━━━━━ DATA LINES

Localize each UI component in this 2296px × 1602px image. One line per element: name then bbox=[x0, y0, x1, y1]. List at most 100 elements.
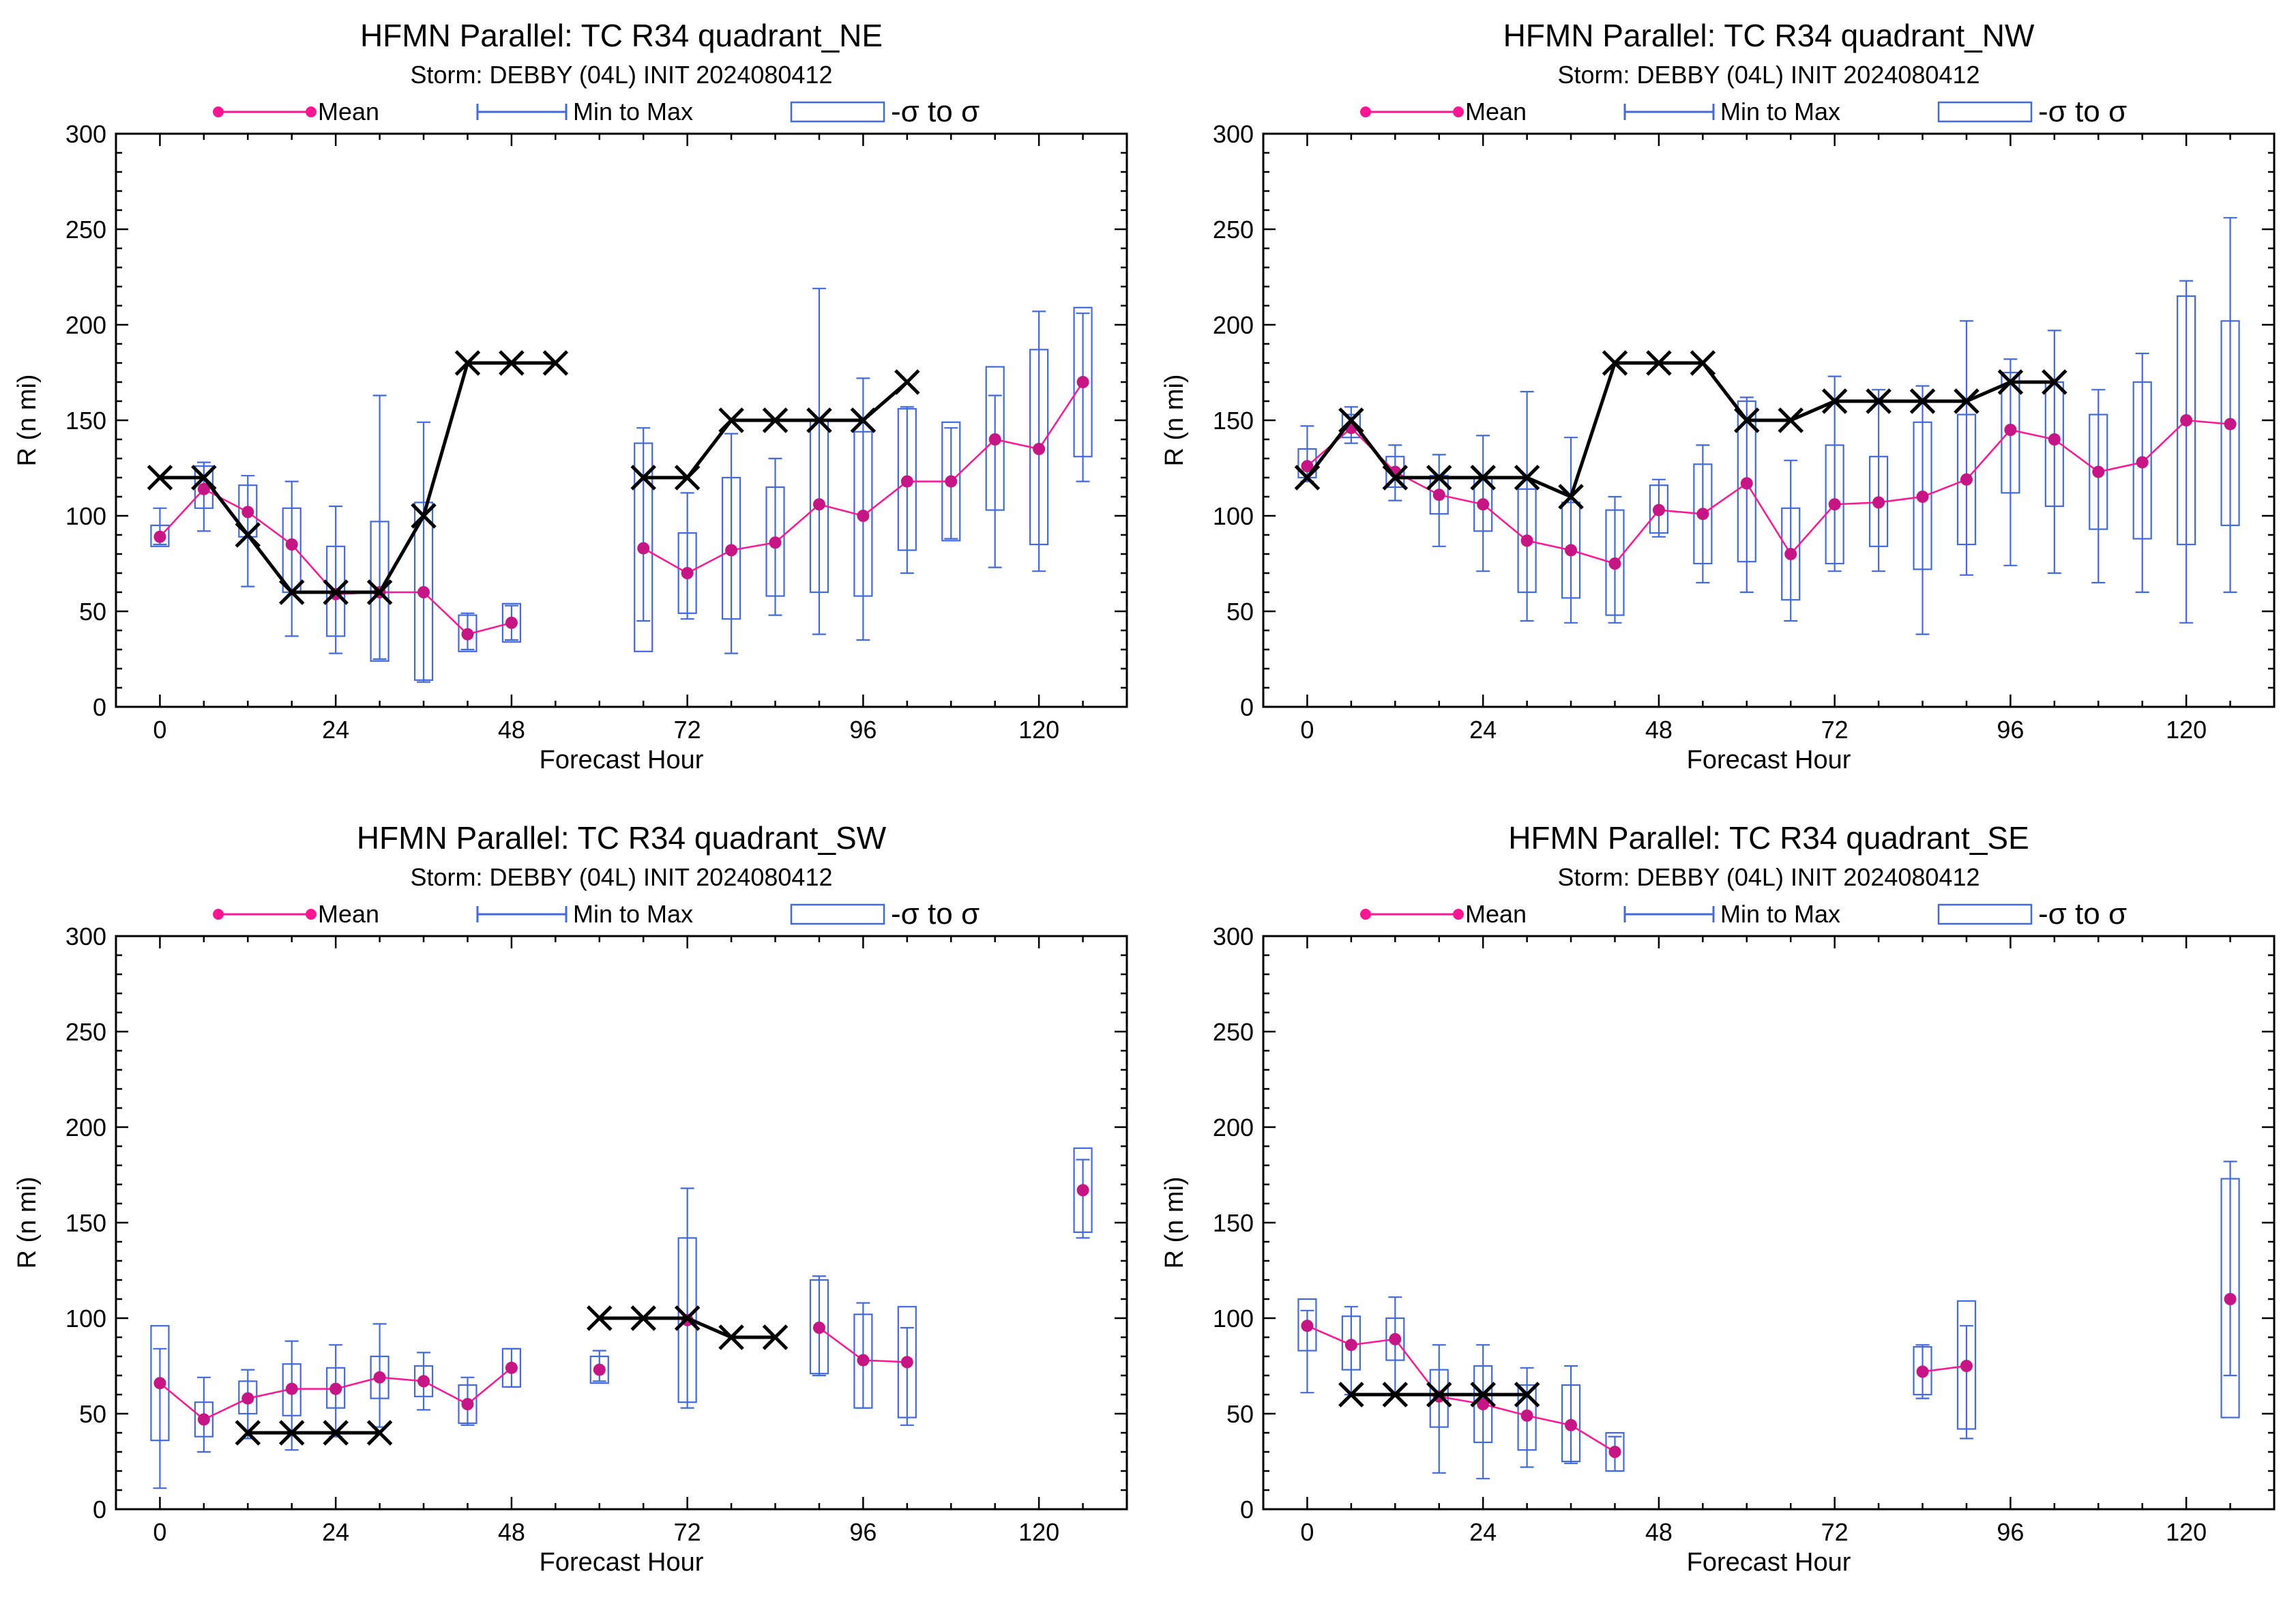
mean-point bbox=[900, 475, 913, 488]
stat-group bbox=[1956, 1300, 1977, 1440]
y-tick-label: 150 bbox=[1213, 407, 1254, 435]
mean-point bbox=[1608, 557, 1621, 570]
x-tick-label: 72 bbox=[674, 1518, 701, 1546]
best-track-marker bbox=[147, 465, 173, 491]
best-track-marker bbox=[542, 350, 569, 376]
best-track-marker bbox=[806, 407, 832, 433]
mean-point bbox=[769, 536, 782, 549]
stat-group bbox=[1385, 1296, 1405, 1396]
y-tick-label: 0 bbox=[93, 693, 106, 721]
mean-point bbox=[812, 498, 825, 511]
best-track-x-stroke-2 bbox=[1514, 1382, 1540, 1408]
mean-point bbox=[1344, 1339, 1357, 1352]
best-track-x-stroke-2 bbox=[1514, 465, 1540, 491]
mean-point bbox=[1916, 491, 1929, 503]
stat-group bbox=[2132, 352, 2152, 594]
x-tick-label: 24 bbox=[322, 1518, 349, 1546]
x-tick-label: 48 bbox=[498, 1518, 525, 1546]
x-axis-label: Forecast Hour bbox=[540, 1548, 704, 1577]
best-track-marker bbox=[1734, 407, 1760, 433]
best-track-marker bbox=[1821, 388, 1848, 414]
mean-point bbox=[1301, 460, 1314, 473]
mean-point bbox=[1520, 1409, 1533, 1422]
legend: Mean Min to Max -σ to σ bbox=[1360, 897, 2127, 931]
best-track-marker bbox=[235, 1420, 261, 1446]
best-track-x-stroke-2 bbox=[1470, 465, 1496, 491]
y-tick-label: 250 bbox=[1213, 216, 1254, 244]
legend-mean-marker-end bbox=[306, 106, 317, 117]
x-tick-label: 120 bbox=[1018, 716, 1059, 744]
best-track-marker bbox=[323, 1420, 349, 1446]
best-track-marker bbox=[1866, 388, 1892, 414]
best-track-line bbox=[1306, 361, 2055, 499]
y-tick-label: 150 bbox=[65, 1209, 106, 1237]
best-track-marker bbox=[1909, 388, 1936, 414]
best-track-marker bbox=[1382, 1382, 1409, 1408]
legend: Mean Min to Max -σ to σ bbox=[213, 95, 980, 128]
x-tick-label: 120 bbox=[2166, 716, 2207, 744]
mean-point bbox=[1696, 508, 1709, 521]
x-tick-label: 120 bbox=[2166, 1518, 2207, 1546]
stat-group bbox=[2001, 358, 2020, 566]
y-tick-label: 50 bbox=[79, 1400, 106, 1428]
y-tick-label: 200 bbox=[1213, 1113, 1254, 1141]
mean-line bbox=[1306, 419, 2231, 565]
x-tick-label: 96 bbox=[849, 716, 877, 744]
mean-point bbox=[2136, 456, 2149, 469]
best-track-marker bbox=[191, 465, 217, 491]
best-track-x-stroke-2 bbox=[366, 579, 393, 605]
legend-range-label: Min to Max bbox=[1720, 98, 1840, 126]
legend: Mean Min to Max -σ to σ bbox=[213, 897, 980, 931]
best-track-marker bbox=[1690, 350, 1716, 376]
legend-mean-label: Mean bbox=[318, 98, 379, 126]
chart-subtitle: Storm: DEBBY (04L) INIT 2024080412 bbox=[1557, 61, 1979, 89]
x-tick-label: 0 bbox=[153, 1518, 166, 1546]
mean-point bbox=[2224, 1293, 2237, 1305]
stat-group bbox=[677, 1187, 697, 1409]
x-tick-label: 96 bbox=[849, 1518, 877, 1546]
best-track-x-stroke-2 bbox=[323, 1420, 349, 1446]
best-track-x-stroke-2 bbox=[1778, 407, 1804, 433]
best-track-x-stroke-2 bbox=[454, 350, 481, 376]
legend-range-label: Min to Max bbox=[1720, 900, 1840, 928]
stat-group bbox=[1737, 396, 1756, 594]
best-track-x-stroke-2 bbox=[718, 407, 744, 433]
mean-point bbox=[1916, 1365, 1929, 1378]
best-track-marker bbox=[1426, 465, 1452, 491]
y-tick-label: 250 bbox=[65, 216, 106, 244]
best-track-x-stroke-2 bbox=[1954, 388, 1979, 414]
mean-point bbox=[1608, 1446, 1621, 1458]
mean-point bbox=[1565, 1418, 1578, 1431]
best-track-x-stroke-2 bbox=[1338, 1382, 1364, 1408]
mean-point bbox=[1033, 443, 1046, 455]
x-tick-label: 48 bbox=[1645, 1518, 1673, 1546]
stat-group bbox=[897, 406, 917, 574]
mean-point bbox=[505, 616, 518, 629]
best-track-marker bbox=[323, 579, 349, 605]
mean-point bbox=[1960, 1360, 1973, 1372]
best-track-marker bbox=[1382, 465, 1409, 491]
stat-group bbox=[1956, 320, 1977, 576]
best-track-x-stroke-2 bbox=[1602, 350, 1628, 376]
legend-sigma-box bbox=[1937, 903, 2033, 925]
mean-point bbox=[593, 1363, 606, 1376]
mean-point bbox=[1828, 498, 1841, 511]
y-tick-label: 250 bbox=[65, 1018, 106, 1046]
x-axis-label: Forecast Hour bbox=[1687, 1548, 1851, 1577]
mean-point bbox=[373, 1371, 386, 1384]
best-track-x-stroke-2 bbox=[1690, 350, 1716, 376]
x-tick-label: 24 bbox=[1469, 1518, 1497, 1546]
best-track-marker bbox=[762, 407, 789, 433]
y-tick-label: 150 bbox=[1213, 1209, 1254, 1237]
legend-mean-label: Mean bbox=[1465, 900, 1527, 928]
best-track-marker bbox=[454, 350, 481, 376]
mean-point bbox=[637, 542, 650, 555]
mean-point bbox=[1389, 1332, 1402, 1345]
sigma-box bbox=[501, 602, 522, 643]
x-tick-label: 0 bbox=[153, 716, 166, 744]
chart-title: HFMN Parallel: TC R34 quadrant_NE bbox=[360, 18, 883, 53]
legend-mean-marker-end bbox=[306, 909, 317, 920]
stat-group bbox=[985, 366, 1005, 568]
best-track-x-stroke-2 bbox=[630, 465, 656, 491]
best-track-x-stroke-2 bbox=[1866, 388, 1892, 414]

━━━━━━━━━━

Copy out every row above again, word for word, leaving out the pictures.

▸ FULL OUTPUT:
Localize each UI component in this 2296px × 1602px image. One line per element: name then bbox=[x0, y0, x1, y1]. List at most 100 elements.
mean-point bbox=[900, 475, 913, 488]
stat-group bbox=[1956, 1300, 1977, 1440]
y-tick-label: 150 bbox=[1213, 407, 1254, 435]
mean-point bbox=[1608, 557, 1621, 570]
x-tick-label: 72 bbox=[674, 1518, 701, 1546]
best-track-marker bbox=[147, 465, 173, 491]
best-track-marker bbox=[542, 350, 569, 376]
best-track-marker bbox=[806, 407, 832, 433]
mean-point bbox=[769, 536, 782, 549]
stat-group bbox=[1385, 1296, 1405, 1396]
y-tick-label: 0 bbox=[93, 693, 106, 721]
mean-point bbox=[812, 498, 825, 511]
best-track-x-stroke-2 bbox=[1514, 1382, 1540, 1408]
mean-point bbox=[1344, 1339, 1357, 1352]
best-track-x-stroke-2 bbox=[1514, 465, 1540, 491]
mean-point bbox=[1916, 491, 1929, 503]
stat-group bbox=[2132, 352, 2152, 594]
x-tick-label: 24 bbox=[322, 1518, 349, 1546]
x-tick-label: 48 bbox=[498, 1518, 525, 1546]
x-axis-label: Forecast Hour bbox=[540, 1548, 704, 1577]
best-track-marker bbox=[1734, 407, 1760, 433]
best-track-marker bbox=[1821, 388, 1848, 414]
mean-point bbox=[1301, 460, 1314, 473]
mean-point bbox=[1520, 1409, 1533, 1422]
legend: Mean Min to Max -σ to σ bbox=[1360, 897, 2127, 931]
best-track-marker bbox=[235, 1420, 261, 1446]
best-track-x-stroke-2 bbox=[1470, 465, 1496, 491]
y-tick-label: 250 bbox=[1213, 216, 1254, 244]
legend-mean-marker-end bbox=[306, 106, 317, 117]
x-tick-label: 120 bbox=[1018, 716, 1059, 744]
best-track-marker bbox=[323, 1420, 349, 1446]
best-track-marker bbox=[1866, 388, 1892, 414]
best-track-line bbox=[1306, 361, 2055, 499]
y-tick-label: 150 bbox=[65, 1209, 106, 1237]
best-track-marker bbox=[1909, 388, 1936, 414]
best-track-marker bbox=[1382, 1382, 1409, 1408]
legend: Mean Min to Max -σ to σ bbox=[213, 95, 980, 128]
x-tick-label: 120 bbox=[2166, 716, 2207, 744]
mean-point bbox=[1696, 508, 1709, 521]
x-tick-label: 120 bbox=[2166, 1518, 2207, 1546]
stat-group bbox=[2001, 358, 2020, 566]
y-tick-label: 50 bbox=[79, 1400, 106, 1428]
y-tick-label: 200 bbox=[1213, 1113, 1254, 1141]
mean-line bbox=[1306, 419, 2231, 565]
x-tick-label: 96 bbox=[849, 716, 877, 744]
mean-point bbox=[2136, 456, 2149, 469]
best-track-marker bbox=[191, 465, 217, 491]
best-track-x-stroke-2 bbox=[366, 579, 393, 605]
legend-range-label: Min to Max bbox=[1720, 98, 1840, 126]
legend: Mean Min to Max -σ to σ bbox=[213, 897, 980, 931]
best-track-marker bbox=[1690, 350, 1716, 376]
legend-mean-label: Mean bbox=[318, 98, 379, 126]
chart-subtitle: Storm: DEBBY (04L) INIT 2024080412 bbox=[1557, 61, 1979, 89]
x-tick-label: 0 bbox=[153, 1518, 166, 1546]
mean-point bbox=[2224, 1293, 2237, 1305]
stat-group bbox=[677, 1187, 697, 1409]
x-tick-label: 96 bbox=[849, 1518, 877, 1546]
best-track-x-stroke-2 bbox=[323, 1420, 349, 1446]
best-track-x-stroke-2 bbox=[1778, 407, 1804, 433]
best-track-x-stroke-2 bbox=[454, 350, 481, 376]
legend-range-label: Min to Max bbox=[1720, 900, 1840, 928]
stat-group bbox=[1737, 396, 1756, 594]
best-track-x-stroke-2 bbox=[718, 407, 744, 433]
mean-point bbox=[1916, 1365, 1929, 1378]
best-track-marker bbox=[1426, 465, 1452, 491]
y-tick-label: 250 bbox=[65, 216, 106, 244]
best-track-x-stroke-2 bbox=[1954, 388, 1979, 414]
mean-point bbox=[1608, 1446, 1621, 1458]
mean-point bbox=[1565, 1418, 1578, 1431]
best-track-x-stroke-2 bbox=[1338, 1382, 1364, 1408]
mean-point bbox=[1033, 443, 1046, 455]
x-tick-label: 48 bbox=[1645, 1518, 1673, 1546]
stat-group bbox=[897, 406, 917, 574]
mean-point bbox=[505, 616, 518, 629]
best-track-marker bbox=[323, 579, 349, 605]
mean-point bbox=[1960, 1360, 1973, 1372]
best-track-marker bbox=[1382, 465, 1409, 491]
stat-group bbox=[1956, 320, 1977, 576]
best-track-x-stroke-2 bbox=[1602, 350, 1628, 376]
legend-sigma-box bbox=[1937, 903, 2033, 925]
mean-point bbox=[593, 1363, 606, 1376]
mean-point bbox=[1828, 498, 1841, 511]
y-tick-label: 250 bbox=[65, 1018, 106, 1046]
x-axis-label: Forecast Hour bbox=[1687, 1548, 1851, 1577]
mean-point bbox=[373, 1371, 386, 1384]
best-track-x-stroke-2 bbox=[1690, 350, 1716, 376]
x-tick-label: 24 bbox=[1469, 1518, 1497, 1546]
best-track-marker bbox=[762, 407, 789, 433]
y-tick-label: 150 bbox=[1213, 1209, 1254, 1237]
legend-mean-label: Mean bbox=[1465, 900, 1527, 928]
best-track-marker bbox=[454, 350, 481, 376]
mean-point bbox=[637, 542, 650, 555]
mean-point bbox=[1389, 1332, 1402, 1345]
sigma-box bbox=[501, 602, 522, 643]
x-tick-label: 0 bbox=[153, 716, 166, 744]
chart-title: HFMN Parallel: TC R34 quadrant_NE bbox=[360, 18, 883, 53]
legend-mean-marker-end bbox=[306, 909, 317, 920]
stat-group bbox=[985, 366, 1005, 568]
best-track-x-stroke-2 bbox=[630, 465, 656, 491]
best-track-x-stroke-2 bbox=[1866, 388, 1892, 414]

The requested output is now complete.